* GOAL
Below is a listing; reproduce each line of it exactly.

* SUPPLIED INFORMATION

════

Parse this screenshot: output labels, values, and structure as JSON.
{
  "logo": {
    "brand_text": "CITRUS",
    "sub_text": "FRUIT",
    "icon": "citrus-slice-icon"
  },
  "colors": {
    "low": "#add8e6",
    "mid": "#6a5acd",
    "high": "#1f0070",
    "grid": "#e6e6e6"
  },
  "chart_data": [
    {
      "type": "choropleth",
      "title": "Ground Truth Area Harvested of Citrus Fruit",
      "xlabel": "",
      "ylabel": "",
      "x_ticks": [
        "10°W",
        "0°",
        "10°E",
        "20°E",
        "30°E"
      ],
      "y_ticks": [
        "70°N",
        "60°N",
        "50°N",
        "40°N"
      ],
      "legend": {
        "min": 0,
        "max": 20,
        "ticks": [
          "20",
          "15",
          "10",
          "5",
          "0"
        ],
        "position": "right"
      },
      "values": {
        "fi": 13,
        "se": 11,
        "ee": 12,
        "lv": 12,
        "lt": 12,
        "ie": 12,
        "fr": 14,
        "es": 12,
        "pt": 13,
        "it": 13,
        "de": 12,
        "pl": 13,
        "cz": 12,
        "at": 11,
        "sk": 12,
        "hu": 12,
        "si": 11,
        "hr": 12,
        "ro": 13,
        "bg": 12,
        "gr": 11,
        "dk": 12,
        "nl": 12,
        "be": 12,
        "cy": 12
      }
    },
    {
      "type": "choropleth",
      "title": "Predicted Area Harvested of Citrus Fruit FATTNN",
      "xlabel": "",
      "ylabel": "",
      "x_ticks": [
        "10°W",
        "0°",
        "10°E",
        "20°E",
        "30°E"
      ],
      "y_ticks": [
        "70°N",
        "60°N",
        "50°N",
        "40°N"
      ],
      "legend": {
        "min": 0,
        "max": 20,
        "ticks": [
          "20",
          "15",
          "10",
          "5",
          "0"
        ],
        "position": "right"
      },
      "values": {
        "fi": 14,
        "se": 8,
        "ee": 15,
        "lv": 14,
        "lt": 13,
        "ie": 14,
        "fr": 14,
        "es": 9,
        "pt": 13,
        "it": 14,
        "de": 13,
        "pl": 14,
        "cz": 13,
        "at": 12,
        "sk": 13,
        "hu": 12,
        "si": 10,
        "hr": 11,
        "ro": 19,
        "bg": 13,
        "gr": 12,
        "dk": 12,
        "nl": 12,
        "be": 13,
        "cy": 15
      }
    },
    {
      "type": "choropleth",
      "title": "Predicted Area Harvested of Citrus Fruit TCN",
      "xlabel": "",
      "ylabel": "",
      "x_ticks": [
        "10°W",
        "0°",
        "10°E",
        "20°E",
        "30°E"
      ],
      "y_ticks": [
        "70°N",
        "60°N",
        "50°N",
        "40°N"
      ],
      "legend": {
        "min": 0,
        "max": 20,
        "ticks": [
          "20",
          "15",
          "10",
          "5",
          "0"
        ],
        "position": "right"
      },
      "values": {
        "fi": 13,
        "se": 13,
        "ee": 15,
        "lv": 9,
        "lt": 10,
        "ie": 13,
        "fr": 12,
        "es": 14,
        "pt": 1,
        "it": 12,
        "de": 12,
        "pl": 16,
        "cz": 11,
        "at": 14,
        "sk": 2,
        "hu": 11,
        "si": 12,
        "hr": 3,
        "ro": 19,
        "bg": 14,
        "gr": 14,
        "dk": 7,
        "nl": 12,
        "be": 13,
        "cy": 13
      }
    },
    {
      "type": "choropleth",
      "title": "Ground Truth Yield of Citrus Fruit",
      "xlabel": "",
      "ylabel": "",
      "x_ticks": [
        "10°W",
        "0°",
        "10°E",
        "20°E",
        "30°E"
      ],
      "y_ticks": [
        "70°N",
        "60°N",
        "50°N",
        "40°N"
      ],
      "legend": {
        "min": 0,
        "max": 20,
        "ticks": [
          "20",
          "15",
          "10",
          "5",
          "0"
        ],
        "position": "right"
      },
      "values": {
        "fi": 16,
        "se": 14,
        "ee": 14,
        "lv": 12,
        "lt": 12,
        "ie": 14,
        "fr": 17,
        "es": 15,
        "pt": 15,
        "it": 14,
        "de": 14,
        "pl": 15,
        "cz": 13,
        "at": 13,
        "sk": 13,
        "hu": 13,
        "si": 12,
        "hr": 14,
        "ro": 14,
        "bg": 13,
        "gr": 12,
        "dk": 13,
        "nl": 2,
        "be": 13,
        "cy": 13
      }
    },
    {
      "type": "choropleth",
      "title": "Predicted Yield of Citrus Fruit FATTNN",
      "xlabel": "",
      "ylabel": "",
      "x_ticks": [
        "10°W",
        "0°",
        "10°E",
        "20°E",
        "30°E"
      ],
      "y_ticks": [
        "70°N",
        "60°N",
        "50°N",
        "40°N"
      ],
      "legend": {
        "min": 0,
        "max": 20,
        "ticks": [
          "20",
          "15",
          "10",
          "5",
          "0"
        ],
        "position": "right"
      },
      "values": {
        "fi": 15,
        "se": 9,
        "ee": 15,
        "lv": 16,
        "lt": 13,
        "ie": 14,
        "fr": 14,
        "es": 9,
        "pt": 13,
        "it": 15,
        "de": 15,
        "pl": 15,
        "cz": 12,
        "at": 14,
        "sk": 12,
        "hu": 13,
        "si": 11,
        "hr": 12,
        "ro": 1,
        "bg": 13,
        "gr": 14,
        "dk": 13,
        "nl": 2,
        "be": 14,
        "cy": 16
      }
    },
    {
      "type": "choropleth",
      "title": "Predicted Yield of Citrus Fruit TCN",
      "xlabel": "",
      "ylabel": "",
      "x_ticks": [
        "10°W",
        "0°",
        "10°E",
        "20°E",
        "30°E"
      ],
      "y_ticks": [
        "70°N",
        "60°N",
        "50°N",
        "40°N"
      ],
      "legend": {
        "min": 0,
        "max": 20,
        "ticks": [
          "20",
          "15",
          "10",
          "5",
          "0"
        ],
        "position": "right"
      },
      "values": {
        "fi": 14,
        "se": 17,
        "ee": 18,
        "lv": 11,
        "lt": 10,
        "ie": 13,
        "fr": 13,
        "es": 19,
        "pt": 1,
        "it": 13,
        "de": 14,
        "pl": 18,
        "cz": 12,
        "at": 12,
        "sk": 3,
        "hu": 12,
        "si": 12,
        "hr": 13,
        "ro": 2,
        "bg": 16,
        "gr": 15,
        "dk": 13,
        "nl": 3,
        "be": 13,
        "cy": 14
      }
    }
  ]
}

════

* REPLY TO THE EXERCISE
Parse this screenshot: output labels, values, and structure as JSON.
{
  "logo": {
    "brand_text": "CITRUS",
    "sub_text": "FRUIT",
    "icon": "citrus-slice-icon"
  },
  "colors": {
    "low": "#add8e6",
    "mid": "#6a5acd",
    "high": "#1f0070",
    "grid": "#e6e6e6"
  },
  "chart_data": [
    {
      "type": "choropleth",
      "title": "Ground Truth Area Harvested of Citrus Fruit",
      "xlabel": "",
      "ylabel": "",
      "x_ticks": [
        "10°W",
        "0°",
        "10°E",
        "20°E",
        "30°E"
      ],
      "y_ticks": [
        "70°N",
        "60°N",
        "50°N",
        "40°N"
      ],
      "legend": {
        "min": 0,
        "max": 20,
        "ticks": [
          "20",
          "15",
          "10",
          "5",
          "0"
        ],
        "position": "right"
      },
      "values": {
        "fi": 13,
        "se": 11,
        "ee": 12,
        "lv": 12,
        "lt": 12,
        "ie": 12,
        "fr": 14,
        "es": 12,
        "pt": 13,
        "it": 13,
        "de": 12,
        "pl": 13,
        "cz": 12,
        "at": 11,
        "sk": 12,
        "hu": 12,
        "si": 11,
        "hr": 12,
        "ro": 13,
        "bg": 12,
        "gr": 11,
        "dk": 12,
        "nl": 12,
        "be": 12,
        "cy": 12
      }
    },
    {
      "type": "choropleth",
      "title": "Predicted Area Harvested of Citrus Fruit FATTNN",
      "xlabel": "",
      "ylabel": "",
      "x_ticks": [
        "10°W",
        "0°",
        "10°E",
        "20°E",
        "30°E"
      ],
      "y_ticks": [
        "70°N",
        "60°N",
        "50°N",
        "40°N"
      ],
      "legend": {
        "min": 0,
        "max": 20,
        "ticks": [
          "20",
          "15",
          "10",
          "5",
          "0"
        ],
        "position": "right"
      },
      "values": {
        "fi": 14,
        "se": 8,
        "ee": 15,
        "lv": 14,
        "lt": 13,
        "ie": 14,
        "fr": 14,
        "es": 9,
        "pt": 13,
        "it": 14,
        "de": 13,
        "pl": 14,
        "cz": 13,
        "at": 12,
        "sk": 13,
        "hu": 12,
        "si": 10,
        "hr": 11,
        "ro": 19,
        "bg": 13,
        "gr": 12,
        "dk": 12,
        "nl": 12,
        "be": 13,
        "cy": 15
      }
    },
    {
      "type": "choropleth",
      "title": "Predicted Area Harvested of Citrus Fruit TCN",
      "xlabel": "",
      "ylabel": "",
      "x_ticks": [
        "10°W",
        "0°",
        "10°E",
        "20°E",
        "30°E"
      ],
      "y_ticks": [
        "70°N",
        "60°N",
        "50°N",
        "40°N"
      ],
      "legend": {
        "min": 0,
        "max": 20,
        "ticks": [
          "20",
          "15",
          "10",
          "5",
          "0"
        ],
        "position": "right"
      },
      "values": {
        "fi": 13,
        "se": 13,
        "ee": 15,
        "lv": 9,
        "lt": 10,
        "ie": 13,
        "fr": 12,
        "es": 14,
        "pt": 1,
        "it": 12,
        "de": 12,
        "pl": 16,
        "cz": 11,
        "at": 14,
        "sk": 2,
        "hu": 11,
        "si": 12,
        "hr": 3,
        "ro": 19,
        "bg": 14,
        "gr": 14,
        "dk": 7,
        "nl": 12,
        "be": 13,
        "cy": 13
      }
    },
    {
      "type": "choropleth",
      "title": "Ground Truth Yield of Citrus Fruit",
      "xlabel": "",
      "ylabel": "",
      "x_ticks": [
        "10°W",
        "0°",
        "10°E",
        "20°E",
        "30°E"
      ],
      "y_ticks": [
        "70°N",
        "60°N",
        "50°N",
        "40°N"
      ],
      "legend": {
        "min": 0,
        "max": 20,
        "ticks": [
          "20",
          "15",
          "10",
          "5",
          "0"
        ],
        "position": "right"
      },
      "values": {
        "fi": 16,
        "se": 14,
        "ee": 14,
        "lv": 12,
        "lt": 12,
        "ie": 14,
        "fr": 17,
        "es": 15,
        "pt": 15,
        "it": 14,
        "de": 14,
        "pl": 15,
        "cz": 13,
        "at": 13,
        "sk": 13,
        "hu": 13,
        "si": 12,
        "hr": 14,
        "ro": 14,
        "bg": 13,
        "gr": 12,
        "dk": 13,
        "nl": 2,
        "be": 13,
        "cy": 13
      }
    },
    {
      "type": "choropleth",
      "title": "Predicted Yield of Citrus Fruit FATTNN",
      "xlabel": "",
      "ylabel": "",
      "x_ticks": [
        "10°W",
        "0°",
        "10°E",
        "20°E",
        "30°E"
      ],
      "y_ticks": [
        "70°N",
        "60°N",
        "50°N",
        "40°N"
      ],
      "legend": {
        "min": 0,
        "max": 20,
        "ticks": [
          "20",
          "15",
          "10",
          "5",
          "0"
        ],
        "position": "right"
      },
      "values": {
        "fi": 15,
        "se": 9,
        "ee": 15,
        "lv": 16,
        "lt": 13,
        "ie": 14,
        "fr": 14,
        "es": 9,
        "pt": 13,
        "it": 15,
        "de": 15,
        "pl": 15,
        "cz": 12,
        "at": 14,
        "sk": 12,
        "hu": 13,
        "si": 11,
        "hr": 12,
        "ro": 1,
        "bg": 13,
        "gr": 14,
        "dk": 13,
        "nl": 2,
        "be": 14,
        "cy": 16
      }
    },
    {
      "type": "choropleth",
      "title": "Predicted Yield of Citrus Fruit TCN",
      "xlabel": "",
      "ylabel": "",
      "x_ticks": [
        "10°W",
        "0°",
        "10°E",
        "20°E",
        "30°E"
      ],
      "y_ticks": [
        "70°N",
        "60°N",
        "50°N",
        "40°N"
      ],
      "legend": {
        "min": 0,
        "max": 20,
        "ticks": [
          "20",
          "15",
          "10",
          "5",
          "0"
        ],
        "position": "right"
      },
      "values": {
        "fi": 14,
        "se": 17,
        "ee": 18,
        "lv": 11,
        "lt": 10,
        "ie": 13,
        "fr": 13,
        "es": 19,
        "pt": 1,
        "it": 13,
        "de": 14,
        "pl": 18,
        "cz": 12,
        "at": 12,
        "sk": 3,
        "hu": 12,
        "si": 12,
        "hr": 13,
        "ro": 2,
        "bg": 16,
        "gr": 15,
        "dk": 13,
        "nl": 3,
        "be": 13,
        "cy": 14
      }
    }
  ]
}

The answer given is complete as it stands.